PROBLEM STATEMENT :: Go through the records underneath and write each one out again exactly.

Collection entries

* Begin *

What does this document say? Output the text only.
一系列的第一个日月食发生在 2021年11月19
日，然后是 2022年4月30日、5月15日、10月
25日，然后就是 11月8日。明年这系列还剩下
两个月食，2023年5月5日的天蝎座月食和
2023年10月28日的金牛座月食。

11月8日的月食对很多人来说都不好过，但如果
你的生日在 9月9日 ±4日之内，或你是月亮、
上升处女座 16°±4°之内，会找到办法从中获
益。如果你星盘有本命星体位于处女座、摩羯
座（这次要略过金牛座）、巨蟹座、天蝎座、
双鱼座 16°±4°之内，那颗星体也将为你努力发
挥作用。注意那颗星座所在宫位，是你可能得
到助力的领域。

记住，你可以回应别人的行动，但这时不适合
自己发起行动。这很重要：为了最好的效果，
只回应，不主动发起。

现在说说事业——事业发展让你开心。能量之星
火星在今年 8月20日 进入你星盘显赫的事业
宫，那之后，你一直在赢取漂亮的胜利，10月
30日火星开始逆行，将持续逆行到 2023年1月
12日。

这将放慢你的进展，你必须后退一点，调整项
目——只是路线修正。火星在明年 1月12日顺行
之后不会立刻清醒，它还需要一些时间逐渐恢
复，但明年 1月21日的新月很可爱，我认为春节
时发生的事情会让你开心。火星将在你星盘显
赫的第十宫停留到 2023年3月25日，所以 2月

* End *

WRITTEN ANSWER ::
What does this document say? Output the text only.
一系列的第一个日月食发生在 2021年11月19
日，然后是 2022年4月30日、5月15日、10月
25日，然后就是 11月8日。明年这系列还剩下
两个月食，2023年5月5日的天蝎座月食和
2023年10月28日的金牛座月食。

11月8日的月食对很多人来说都不好过，但如果
你的生日在 9月9日 ±4日之内，或你是月亮、
上升处女座 16°±4°之内，会找到办法从中获
益。如果你星盘有本命星体位于处女座、摩羯
座（这次要略过金牛座）、巨蟹座、天蝎座、
双鱼座 16°±4°之内，那颗星体也将为你努力发
挥作用。注意那颗星座所在宫位，是你可能得
到助力的领域。

记住，你可以回应别人的行动，但这时不适合
自己发起行动。这很重要：为了最好的效果，
只回应，不主动发起。

现在说说事业——事业发展让你开心。能量之星
火星在今年 8月20日 进入你星盘显赫的事业
宫，那之后，你一直在赢取漂亮的胜利，10月
30日火星开始逆行，将持续逆行到 2023年1月
12日。

这将放慢你的进展，你必须后退一点，调整项
目——只是路线修正。火星在明年 1月12日顺行
之后不会立刻清醒，它还需要一些时间逐渐恢
复，但明年 1月21日的新月很可爱，我认为春节
时发生的事情会让你开心。火星将在你星盘显
赫的第十宫停留到 2023年3月25日，所以 2月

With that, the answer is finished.